■ **ITEMS**:
^^^^^^^^^^^^^^^^
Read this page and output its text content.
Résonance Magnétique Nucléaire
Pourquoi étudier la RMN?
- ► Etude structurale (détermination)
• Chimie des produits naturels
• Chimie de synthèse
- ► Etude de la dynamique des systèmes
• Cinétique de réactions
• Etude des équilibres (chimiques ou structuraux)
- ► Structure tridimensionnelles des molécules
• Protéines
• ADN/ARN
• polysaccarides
^^^^^^^^^^^^^^^^
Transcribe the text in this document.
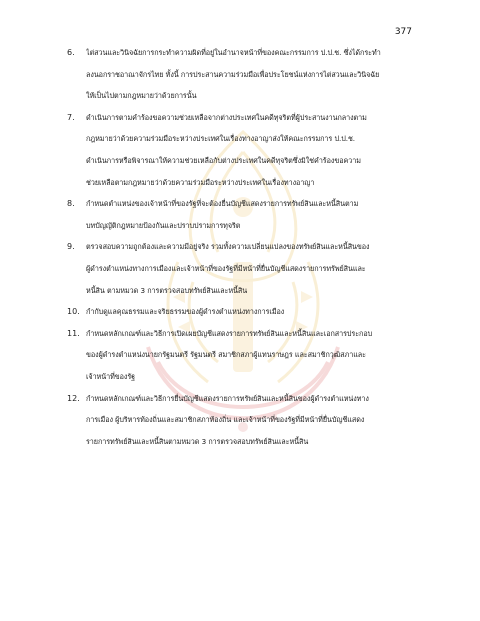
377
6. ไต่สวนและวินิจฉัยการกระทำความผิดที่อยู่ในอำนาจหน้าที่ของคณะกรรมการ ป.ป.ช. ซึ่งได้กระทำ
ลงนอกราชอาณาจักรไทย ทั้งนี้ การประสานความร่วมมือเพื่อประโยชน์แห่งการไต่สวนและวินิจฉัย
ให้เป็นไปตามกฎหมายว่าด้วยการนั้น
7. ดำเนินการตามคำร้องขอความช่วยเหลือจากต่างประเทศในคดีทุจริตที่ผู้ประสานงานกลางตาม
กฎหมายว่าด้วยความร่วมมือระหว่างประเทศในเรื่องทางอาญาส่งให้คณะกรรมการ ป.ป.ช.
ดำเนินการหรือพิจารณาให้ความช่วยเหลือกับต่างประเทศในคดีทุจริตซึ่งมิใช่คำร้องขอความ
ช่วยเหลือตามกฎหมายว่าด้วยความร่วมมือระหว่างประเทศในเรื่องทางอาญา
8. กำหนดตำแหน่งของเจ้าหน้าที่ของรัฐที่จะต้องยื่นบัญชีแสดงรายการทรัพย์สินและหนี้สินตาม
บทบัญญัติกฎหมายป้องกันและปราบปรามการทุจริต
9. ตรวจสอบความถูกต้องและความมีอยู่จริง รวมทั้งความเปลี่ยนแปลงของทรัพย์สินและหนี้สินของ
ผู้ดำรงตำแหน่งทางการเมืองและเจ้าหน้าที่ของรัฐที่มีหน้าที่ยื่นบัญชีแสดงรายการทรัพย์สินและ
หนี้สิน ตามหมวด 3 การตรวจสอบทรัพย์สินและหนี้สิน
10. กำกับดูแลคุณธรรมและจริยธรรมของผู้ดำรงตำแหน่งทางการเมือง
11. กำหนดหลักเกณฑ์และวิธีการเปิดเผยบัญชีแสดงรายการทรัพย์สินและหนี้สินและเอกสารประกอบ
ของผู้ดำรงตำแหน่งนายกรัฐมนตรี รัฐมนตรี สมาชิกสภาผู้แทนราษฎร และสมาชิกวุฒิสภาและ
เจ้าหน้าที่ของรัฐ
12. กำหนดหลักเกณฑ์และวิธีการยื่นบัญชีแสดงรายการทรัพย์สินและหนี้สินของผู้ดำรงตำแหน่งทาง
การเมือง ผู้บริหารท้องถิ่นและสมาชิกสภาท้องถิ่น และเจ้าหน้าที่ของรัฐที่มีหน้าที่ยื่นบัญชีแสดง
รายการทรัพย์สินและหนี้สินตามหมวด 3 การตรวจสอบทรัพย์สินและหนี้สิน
^^^^^^^^^^^^^^^^
■ **TASK STATEMENT**: List all lines from the entries that include the word "Chimie".

■ **SOLUTION TO THIS EXERCISE**:
• Chimie des produits naturels
• Chimie de synthèse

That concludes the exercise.